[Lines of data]

►

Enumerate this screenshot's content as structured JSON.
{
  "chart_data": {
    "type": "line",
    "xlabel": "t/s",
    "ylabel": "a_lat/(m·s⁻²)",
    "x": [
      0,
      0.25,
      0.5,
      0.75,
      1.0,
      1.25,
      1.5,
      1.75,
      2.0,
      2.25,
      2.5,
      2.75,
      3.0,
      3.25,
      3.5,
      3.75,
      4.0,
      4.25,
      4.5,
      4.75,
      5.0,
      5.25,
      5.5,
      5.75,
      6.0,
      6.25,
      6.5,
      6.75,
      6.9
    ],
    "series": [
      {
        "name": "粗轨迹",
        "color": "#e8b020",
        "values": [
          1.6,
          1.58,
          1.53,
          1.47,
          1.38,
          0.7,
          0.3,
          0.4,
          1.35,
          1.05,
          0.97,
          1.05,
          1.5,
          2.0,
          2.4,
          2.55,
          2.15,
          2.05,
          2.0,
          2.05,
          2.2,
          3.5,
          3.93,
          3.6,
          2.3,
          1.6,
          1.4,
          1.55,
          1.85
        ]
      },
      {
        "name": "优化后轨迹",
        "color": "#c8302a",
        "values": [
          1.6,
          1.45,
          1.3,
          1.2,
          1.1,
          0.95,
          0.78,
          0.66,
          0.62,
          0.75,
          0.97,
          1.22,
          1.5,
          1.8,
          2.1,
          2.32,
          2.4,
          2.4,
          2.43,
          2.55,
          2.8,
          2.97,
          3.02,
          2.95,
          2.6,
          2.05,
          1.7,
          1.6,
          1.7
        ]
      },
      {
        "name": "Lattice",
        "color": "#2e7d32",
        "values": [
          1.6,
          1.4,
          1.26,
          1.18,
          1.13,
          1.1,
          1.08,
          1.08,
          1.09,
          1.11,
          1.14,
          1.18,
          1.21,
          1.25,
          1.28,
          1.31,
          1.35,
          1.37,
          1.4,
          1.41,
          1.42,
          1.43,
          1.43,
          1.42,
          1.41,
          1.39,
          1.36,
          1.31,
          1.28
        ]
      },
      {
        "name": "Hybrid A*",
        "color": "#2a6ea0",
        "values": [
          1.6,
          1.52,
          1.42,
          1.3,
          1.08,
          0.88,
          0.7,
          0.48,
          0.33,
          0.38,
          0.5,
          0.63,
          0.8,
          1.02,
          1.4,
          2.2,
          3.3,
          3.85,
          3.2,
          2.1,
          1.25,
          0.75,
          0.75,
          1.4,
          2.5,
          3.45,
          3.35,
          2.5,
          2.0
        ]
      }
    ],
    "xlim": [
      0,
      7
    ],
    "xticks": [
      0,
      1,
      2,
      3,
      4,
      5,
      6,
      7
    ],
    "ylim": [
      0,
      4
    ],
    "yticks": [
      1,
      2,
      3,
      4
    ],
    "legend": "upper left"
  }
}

◄

→ WORK REQUIRED
Restate each entry exactly, skipping none.

→ RESPONSE TO THE EXERCISE
Enumerate this screenshot's content as structured JSON.
{
  "chart_data": {
    "type": "line",
    "xlabel": "t/s",
    "ylabel": "a_lat/(m·s⁻²)",
    "x": [
      0,
      0.25,
      0.5,
      0.75,
      1.0,
      1.25,
      1.5,
      1.75,
      2.0,
      2.25,
      2.5,
      2.75,
      3.0,
      3.25,
      3.5,
      3.75,
      4.0,
      4.25,
      4.5,
      4.75,
      5.0,
      5.25,
      5.5,
      5.75,
      6.0,
      6.25,
      6.5,
      6.75,
      6.9
    ],
    "series": [
      {
        "name": "粗轨迹",
        "color": "#e8b020",
        "values": [
          1.6,
          1.58,
          1.53,
          1.47,
          1.38,
          0.7,
          0.3,
          0.4,
          1.35,
          1.05,
          0.97,
          1.05,
          1.5,
          2.0,
          2.4,
          2.55,
          2.15,
          2.05,
          2.0,
          2.05,
          2.2,
          3.5,
          3.93,
          3.6,
          2.3,
          1.6,
          1.4,
          1.55,
          1.85
        ]
      },
      {
        "name": "优化后轨迹",
        "color": "#c8302a",
        "values": [
          1.6,
          1.45,
          1.3,
          1.2,
          1.1,
          0.95,
          0.78,
          0.66,
          0.62,
          0.75,
          0.97,
          1.22,
          1.5,
          1.8,
          2.1,
          2.32,
          2.4,
          2.4,
          2.43,
          2.55,
          2.8,
          2.97,
          3.02,
          2.95,
          2.6,
          2.05,
          1.7,
          1.6,
          1.7
        ]
      },
      {
        "name": "Lattice",
        "color": "#2e7d32",
        "values": [
          1.6,
          1.4,
          1.26,
          1.18,
          1.13,
          1.1,
          1.08,
          1.08,
          1.09,
          1.11,
          1.14,
          1.18,
          1.21,
          1.25,
          1.28,
          1.31,
          1.35,
          1.37,
          1.4,
          1.41,
          1.42,
          1.43,
          1.43,
          1.42,
          1.41,
          1.39,
          1.36,
          1.31,
          1.28
        ]
      },
      {
        "name": "Hybrid A*",
        "color": "#2a6ea0",
        "values": [
          1.6,
          1.52,
          1.42,
          1.3,
          1.08,
          0.88,
          0.7,
          0.48,
          0.33,
          0.38,
          0.5,
          0.63,
          0.8,
          1.02,
          1.4,
          2.2,
          3.3,
          3.85,
          3.2,
          2.1,
          1.25,
          0.75,
          0.75,
          1.4,
          2.5,
          3.45,
          3.35,
          2.5,
          2.0
        ]
      }
    ],
    "xlim": [
      0,
      7
    ],
    "xticks": [
      0,
      1,
      2,
      3,
      4,
      5,
      6,
      7
    ],
    "ylim": [
      0,
      4
    ],
    "yticks": [
      1,
      2,
      3,
      4
    ],
    "legend": "upper left"
  }
}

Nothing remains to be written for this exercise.